Copy each line below that includes "dimensional".

>> Start EXCERPTED DATA

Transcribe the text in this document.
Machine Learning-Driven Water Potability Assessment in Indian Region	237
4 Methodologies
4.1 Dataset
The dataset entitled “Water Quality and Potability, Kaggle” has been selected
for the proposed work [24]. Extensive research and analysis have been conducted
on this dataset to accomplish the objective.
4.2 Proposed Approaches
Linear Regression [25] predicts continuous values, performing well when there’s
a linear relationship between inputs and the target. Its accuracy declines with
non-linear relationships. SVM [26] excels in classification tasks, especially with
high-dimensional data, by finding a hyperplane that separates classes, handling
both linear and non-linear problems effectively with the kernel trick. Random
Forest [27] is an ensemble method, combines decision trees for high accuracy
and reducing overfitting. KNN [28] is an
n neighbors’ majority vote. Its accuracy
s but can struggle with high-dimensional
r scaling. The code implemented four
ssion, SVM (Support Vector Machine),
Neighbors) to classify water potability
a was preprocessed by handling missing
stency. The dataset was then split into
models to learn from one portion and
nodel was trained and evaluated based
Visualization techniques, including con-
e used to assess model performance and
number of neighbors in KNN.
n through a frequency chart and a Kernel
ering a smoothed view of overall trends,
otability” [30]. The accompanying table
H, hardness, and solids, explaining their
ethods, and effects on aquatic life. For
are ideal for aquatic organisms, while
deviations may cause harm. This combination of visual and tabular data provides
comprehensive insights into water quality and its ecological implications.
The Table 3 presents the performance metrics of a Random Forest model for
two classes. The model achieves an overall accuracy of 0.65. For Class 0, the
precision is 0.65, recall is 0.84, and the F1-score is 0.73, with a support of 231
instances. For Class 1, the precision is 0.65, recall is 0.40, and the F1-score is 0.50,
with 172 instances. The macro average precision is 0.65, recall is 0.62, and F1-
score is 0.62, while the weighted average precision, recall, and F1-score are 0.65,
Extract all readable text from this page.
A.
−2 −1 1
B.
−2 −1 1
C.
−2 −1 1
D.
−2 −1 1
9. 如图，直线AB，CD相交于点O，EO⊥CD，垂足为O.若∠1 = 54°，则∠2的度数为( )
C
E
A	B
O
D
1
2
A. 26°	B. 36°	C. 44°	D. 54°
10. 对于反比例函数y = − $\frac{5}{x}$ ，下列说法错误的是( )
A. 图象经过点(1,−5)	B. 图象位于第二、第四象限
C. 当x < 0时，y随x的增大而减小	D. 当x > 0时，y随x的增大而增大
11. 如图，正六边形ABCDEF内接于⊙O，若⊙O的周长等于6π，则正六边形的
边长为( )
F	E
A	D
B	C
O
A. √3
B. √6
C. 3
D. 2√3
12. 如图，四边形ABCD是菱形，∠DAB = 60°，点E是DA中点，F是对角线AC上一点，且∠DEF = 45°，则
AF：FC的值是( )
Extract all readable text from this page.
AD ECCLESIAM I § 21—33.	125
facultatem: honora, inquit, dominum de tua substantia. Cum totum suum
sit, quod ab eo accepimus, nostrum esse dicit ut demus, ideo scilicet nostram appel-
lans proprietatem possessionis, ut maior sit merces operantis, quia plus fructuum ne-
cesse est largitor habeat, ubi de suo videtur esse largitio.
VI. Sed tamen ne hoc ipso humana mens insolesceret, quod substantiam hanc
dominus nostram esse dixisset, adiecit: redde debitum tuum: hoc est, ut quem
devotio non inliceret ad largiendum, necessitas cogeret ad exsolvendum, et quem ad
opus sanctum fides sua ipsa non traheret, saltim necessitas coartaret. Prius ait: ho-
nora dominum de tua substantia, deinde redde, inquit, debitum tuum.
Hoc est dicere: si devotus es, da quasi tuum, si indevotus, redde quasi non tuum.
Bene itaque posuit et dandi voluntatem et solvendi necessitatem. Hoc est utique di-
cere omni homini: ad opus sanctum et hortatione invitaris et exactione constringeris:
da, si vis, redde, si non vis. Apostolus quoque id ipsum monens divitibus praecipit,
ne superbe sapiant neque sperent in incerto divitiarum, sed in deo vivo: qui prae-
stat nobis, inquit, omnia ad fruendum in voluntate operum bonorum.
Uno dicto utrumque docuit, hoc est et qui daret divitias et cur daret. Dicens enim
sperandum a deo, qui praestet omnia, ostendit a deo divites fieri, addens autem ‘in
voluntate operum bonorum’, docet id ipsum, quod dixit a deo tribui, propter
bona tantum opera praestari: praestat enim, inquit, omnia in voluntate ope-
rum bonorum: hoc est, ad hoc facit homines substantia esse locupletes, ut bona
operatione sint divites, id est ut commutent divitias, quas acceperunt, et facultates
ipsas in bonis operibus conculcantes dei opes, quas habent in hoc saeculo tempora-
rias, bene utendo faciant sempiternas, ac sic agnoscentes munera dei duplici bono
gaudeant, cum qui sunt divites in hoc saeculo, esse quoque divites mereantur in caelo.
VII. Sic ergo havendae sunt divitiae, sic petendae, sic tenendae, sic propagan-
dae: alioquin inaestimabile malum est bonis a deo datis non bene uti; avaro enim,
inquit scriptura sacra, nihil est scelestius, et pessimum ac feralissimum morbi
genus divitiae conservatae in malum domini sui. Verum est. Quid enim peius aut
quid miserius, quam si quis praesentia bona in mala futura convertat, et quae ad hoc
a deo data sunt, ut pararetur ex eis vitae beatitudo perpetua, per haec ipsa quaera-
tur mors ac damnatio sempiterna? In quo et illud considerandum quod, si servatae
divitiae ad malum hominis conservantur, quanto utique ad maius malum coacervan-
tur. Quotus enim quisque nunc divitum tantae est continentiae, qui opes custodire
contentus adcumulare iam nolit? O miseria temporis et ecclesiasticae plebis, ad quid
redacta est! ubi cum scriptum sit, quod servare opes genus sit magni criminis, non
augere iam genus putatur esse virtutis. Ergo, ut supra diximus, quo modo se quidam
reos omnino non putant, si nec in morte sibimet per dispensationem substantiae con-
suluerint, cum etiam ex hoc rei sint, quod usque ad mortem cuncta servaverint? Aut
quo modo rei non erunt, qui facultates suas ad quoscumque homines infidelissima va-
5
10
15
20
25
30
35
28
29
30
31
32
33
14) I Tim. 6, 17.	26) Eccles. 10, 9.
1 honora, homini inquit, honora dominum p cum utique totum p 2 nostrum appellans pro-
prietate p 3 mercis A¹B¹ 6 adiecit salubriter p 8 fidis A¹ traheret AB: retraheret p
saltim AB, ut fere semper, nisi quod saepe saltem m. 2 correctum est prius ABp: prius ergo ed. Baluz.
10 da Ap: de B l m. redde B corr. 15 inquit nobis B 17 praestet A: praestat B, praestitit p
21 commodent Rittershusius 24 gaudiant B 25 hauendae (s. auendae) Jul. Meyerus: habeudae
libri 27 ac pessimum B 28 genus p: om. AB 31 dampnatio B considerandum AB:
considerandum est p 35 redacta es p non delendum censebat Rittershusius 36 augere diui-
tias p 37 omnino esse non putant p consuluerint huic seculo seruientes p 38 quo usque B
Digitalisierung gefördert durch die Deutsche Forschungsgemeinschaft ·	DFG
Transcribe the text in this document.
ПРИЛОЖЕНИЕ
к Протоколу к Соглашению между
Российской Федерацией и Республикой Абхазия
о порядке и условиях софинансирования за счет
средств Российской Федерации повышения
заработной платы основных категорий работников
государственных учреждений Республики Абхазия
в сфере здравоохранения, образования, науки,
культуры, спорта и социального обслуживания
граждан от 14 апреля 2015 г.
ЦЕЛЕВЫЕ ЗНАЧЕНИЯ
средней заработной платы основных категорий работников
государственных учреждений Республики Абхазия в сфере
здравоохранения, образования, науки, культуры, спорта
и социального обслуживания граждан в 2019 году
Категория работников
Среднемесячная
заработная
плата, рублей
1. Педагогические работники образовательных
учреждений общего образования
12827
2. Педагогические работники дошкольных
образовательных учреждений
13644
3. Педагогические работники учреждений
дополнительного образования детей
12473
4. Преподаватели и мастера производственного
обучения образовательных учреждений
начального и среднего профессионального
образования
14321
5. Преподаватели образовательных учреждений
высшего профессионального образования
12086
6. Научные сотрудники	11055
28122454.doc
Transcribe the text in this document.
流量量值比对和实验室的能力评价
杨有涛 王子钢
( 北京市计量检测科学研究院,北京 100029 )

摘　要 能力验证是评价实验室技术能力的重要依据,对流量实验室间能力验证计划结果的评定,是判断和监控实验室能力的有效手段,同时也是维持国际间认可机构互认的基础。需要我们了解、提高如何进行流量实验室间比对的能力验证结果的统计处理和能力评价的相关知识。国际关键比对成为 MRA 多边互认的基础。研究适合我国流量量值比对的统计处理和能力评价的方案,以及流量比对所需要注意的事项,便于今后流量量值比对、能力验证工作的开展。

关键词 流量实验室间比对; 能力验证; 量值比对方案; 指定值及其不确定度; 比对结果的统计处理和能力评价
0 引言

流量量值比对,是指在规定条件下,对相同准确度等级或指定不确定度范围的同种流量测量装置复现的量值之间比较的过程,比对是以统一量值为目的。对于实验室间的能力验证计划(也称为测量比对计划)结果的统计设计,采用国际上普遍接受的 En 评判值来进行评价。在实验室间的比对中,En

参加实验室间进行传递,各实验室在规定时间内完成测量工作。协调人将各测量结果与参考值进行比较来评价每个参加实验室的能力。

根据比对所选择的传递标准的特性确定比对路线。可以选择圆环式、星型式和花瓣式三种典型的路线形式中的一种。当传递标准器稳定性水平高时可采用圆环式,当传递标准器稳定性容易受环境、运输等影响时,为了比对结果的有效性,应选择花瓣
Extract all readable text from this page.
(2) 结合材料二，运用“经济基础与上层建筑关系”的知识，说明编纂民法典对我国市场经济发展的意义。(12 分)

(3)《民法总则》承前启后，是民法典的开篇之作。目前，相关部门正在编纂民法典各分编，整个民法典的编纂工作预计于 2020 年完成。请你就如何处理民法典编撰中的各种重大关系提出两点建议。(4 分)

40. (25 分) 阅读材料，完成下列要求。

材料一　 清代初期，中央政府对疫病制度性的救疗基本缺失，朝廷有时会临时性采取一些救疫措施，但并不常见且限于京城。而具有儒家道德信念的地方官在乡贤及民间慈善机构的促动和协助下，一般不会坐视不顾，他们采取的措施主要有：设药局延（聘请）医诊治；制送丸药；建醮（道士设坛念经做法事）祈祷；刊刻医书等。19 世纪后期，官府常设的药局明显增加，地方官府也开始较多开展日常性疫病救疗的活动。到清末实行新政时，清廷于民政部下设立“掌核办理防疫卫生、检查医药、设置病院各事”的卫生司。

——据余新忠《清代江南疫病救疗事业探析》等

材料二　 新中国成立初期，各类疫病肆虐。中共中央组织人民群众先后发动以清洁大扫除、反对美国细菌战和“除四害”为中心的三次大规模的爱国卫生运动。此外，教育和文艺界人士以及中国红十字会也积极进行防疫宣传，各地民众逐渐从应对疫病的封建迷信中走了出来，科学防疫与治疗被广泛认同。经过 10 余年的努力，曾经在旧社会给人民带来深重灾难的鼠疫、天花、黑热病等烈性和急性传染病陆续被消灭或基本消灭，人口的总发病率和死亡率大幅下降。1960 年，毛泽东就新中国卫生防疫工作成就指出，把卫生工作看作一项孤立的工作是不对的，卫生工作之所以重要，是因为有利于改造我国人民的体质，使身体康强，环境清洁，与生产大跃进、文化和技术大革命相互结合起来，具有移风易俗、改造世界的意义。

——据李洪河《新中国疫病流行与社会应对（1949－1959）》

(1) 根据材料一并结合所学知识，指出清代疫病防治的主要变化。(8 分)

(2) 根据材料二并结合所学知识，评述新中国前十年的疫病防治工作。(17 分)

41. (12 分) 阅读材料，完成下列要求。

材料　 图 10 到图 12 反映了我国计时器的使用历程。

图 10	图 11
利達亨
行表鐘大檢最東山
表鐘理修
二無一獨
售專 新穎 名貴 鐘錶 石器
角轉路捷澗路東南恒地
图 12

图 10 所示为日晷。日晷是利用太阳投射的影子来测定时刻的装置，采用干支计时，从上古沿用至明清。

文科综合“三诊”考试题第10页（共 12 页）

>> End EXCERPTED DATA

### EXPECTED ANSWER
high-dimensional data, by finding a hyperplane that separates classes, handling
s but can struggle with high-dimensional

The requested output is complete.